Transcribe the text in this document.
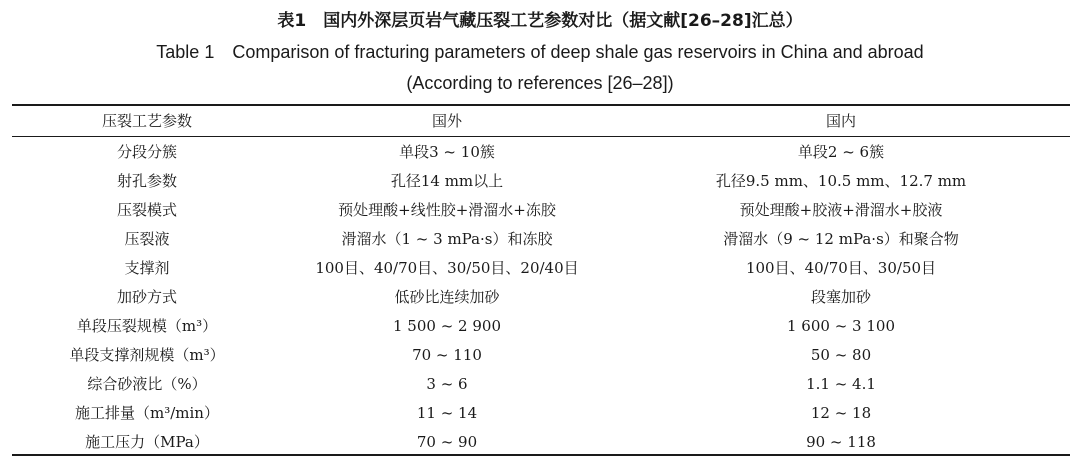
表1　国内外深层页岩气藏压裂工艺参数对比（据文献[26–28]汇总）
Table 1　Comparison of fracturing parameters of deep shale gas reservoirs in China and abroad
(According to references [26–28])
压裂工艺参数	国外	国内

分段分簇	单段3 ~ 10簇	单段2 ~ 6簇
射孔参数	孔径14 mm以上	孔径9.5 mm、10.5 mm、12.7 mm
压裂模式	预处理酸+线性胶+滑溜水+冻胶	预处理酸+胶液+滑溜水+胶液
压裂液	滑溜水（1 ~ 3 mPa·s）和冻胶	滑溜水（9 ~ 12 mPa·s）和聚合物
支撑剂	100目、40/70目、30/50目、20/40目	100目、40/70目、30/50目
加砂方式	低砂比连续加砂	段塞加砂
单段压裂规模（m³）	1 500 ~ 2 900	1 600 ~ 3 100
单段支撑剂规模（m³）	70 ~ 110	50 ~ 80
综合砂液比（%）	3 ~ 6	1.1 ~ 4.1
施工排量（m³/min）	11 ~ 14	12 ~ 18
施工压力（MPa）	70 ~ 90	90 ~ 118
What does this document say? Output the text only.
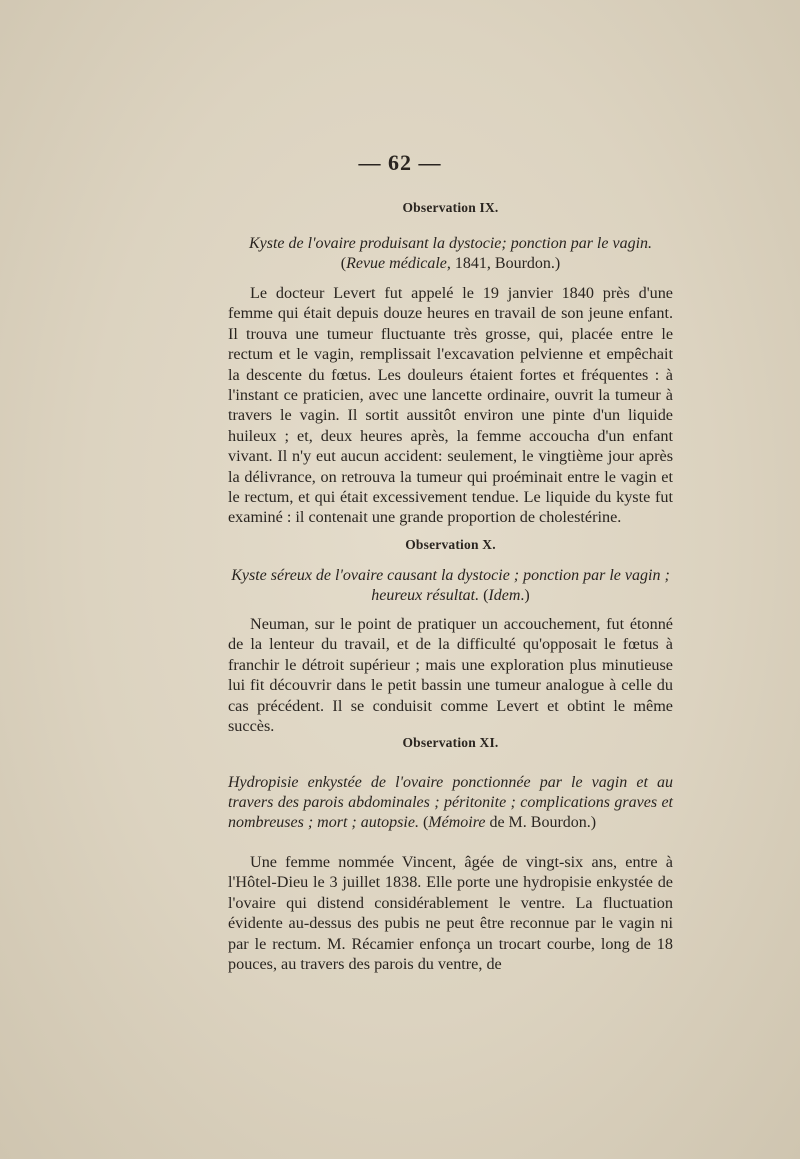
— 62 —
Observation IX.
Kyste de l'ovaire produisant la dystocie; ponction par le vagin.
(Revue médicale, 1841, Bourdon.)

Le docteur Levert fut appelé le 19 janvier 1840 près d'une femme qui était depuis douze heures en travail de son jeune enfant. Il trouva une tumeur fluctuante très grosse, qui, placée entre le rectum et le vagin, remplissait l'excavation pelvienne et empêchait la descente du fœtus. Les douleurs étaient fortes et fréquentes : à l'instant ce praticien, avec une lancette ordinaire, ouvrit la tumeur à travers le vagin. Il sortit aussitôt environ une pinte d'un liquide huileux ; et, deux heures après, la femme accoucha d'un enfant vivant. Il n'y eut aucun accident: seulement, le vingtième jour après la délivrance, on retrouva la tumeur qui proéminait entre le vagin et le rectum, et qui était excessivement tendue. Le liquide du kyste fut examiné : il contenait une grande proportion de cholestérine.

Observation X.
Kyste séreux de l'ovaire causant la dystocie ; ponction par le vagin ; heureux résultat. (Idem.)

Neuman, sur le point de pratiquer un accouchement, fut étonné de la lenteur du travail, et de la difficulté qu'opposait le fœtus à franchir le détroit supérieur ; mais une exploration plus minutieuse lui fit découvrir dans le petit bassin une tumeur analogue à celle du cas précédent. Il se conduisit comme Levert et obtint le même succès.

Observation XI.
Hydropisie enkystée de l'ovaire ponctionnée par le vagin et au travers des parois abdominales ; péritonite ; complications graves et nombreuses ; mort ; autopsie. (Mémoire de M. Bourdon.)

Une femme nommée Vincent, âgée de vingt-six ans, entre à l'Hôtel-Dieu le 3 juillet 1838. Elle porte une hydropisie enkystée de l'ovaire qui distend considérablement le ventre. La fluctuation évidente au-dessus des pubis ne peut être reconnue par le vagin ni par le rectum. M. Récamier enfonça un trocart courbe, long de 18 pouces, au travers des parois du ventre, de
----------
» **Work to do**: Copy out each record shown above without alteration, skipping any picture.

» **Answer below**:
Transcribe the text in this document.
表1　国内外深层页岩气藏压裂工艺参数对比（据文献[26–28]汇总）
Table 1　Comparison of fracturing parameters of deep shale gas reservoirs in China and abroad
(According to references [26–28])
压裂工艺参数	国外	国内

分段分簇	单段3 ~ 10簇	单段2 ~ 6簇
射孔参数	孔径14 mm以上	孔径9.5 mm、10.5 mm、12.7 mm
压裂模式	预处理酸+线性胶+滑溜水+冻胶	预处理酸+胶液+滑溜水+胶液
压裂液	滑溜水（1 ~ 3 mPa·s）和冻胶	滑溜水（9 ~ 12 mPa·s）和聚合物
支撑剂	100目、40/70目、30/50目、20/40目	100目、40/70目、30/50目
加砂方式	低砂比连续加砂	段塞加砂
单段压裂规模（m³）	1 500 ~ 2 900	1 600 ~ 3 100
单段支撑剂规模（m³）	70 ~ 110	50 ~ 80
综合砂液比（%）	3 ~ 6	1.1 ~ 4.1
施工排量（m³/min）	11 ~ 14	12 ~ 18
施工压力（MPa）	70 ~ 90	90 ~ 118
What does this document say? Output the text only.
— 62 —
Observation IX.
Kyste de l'ovaire produisant la dystocie; ponction par le vagin.
(Revue médicale, 1841, Bourdon.)

Le docteur Levert fut appelé le 19 janvier 1840 près d'une femme qui était depuis douze heures en travail de son jeune enfant. Il trouva une tumeur fluctuante très grosse, qui, placée entre le rectum et le vagin, remplissait l'excavation pelvienne et empêchait la descente du fœtus. Les douleurs étaient fortes et fréquentes : à l'instant ce praticien, avec une lancette ordinaire, ouvrit la tumeur à travers le vagin. Il sortit aussitôt environ une pinte d'un liquide huileux ; et, deux heures après, la femme accoucha d'un enfant vivant. Il n'y eut aucun accident: seulement, le vingtième jour après la délivrance, on retrouva la tumeur qui proéminait entre le vagin et le rectum, et qui était excessivement tendue. Le liquide du kyste fut examiné : il contenait une grande proportion de cholestérine.

Observation X.
Kyste séreux de l'ovaire causant la dystocie ; ponction par le vagin ; heureux résultat. (Idem.)

Neuman, sur le point de pratiquer un accouchement, fut étonné de la lenteur du travail, et de la difficulté qu'opposait le fœtus à franchir le détroit supérieur ; mais une exploration plus minutieuse lui fit découvrir dans le petit bassin une tumeur analogue à celle du cas précédent. Il se conduisit comme Levert et obtint le même succès.

Observation XI.
Hydropisie enkystée de l'ovaire ponctionnée par le vagin et au travers des parois abdominales ; péritonite ; complications graves et nombreuses ; mort ; autopsie. (Mémoire de M. Bourdon.)

Une femme nommée Vincent, âgée de vingt-six ans, entre à l'Hôtel-Dieu le 3 juillet 1838. Elle porte une hydropisie enkystée de l'ovaire qui distend considérablement le ventre. La fluctuation évidente au-dessus des pubis ne peut être reconnue par le vagin ni par le rectum. M. Récamier enfonça un trocart courbe, long de 18 pouces, au travers des parois du ventre, de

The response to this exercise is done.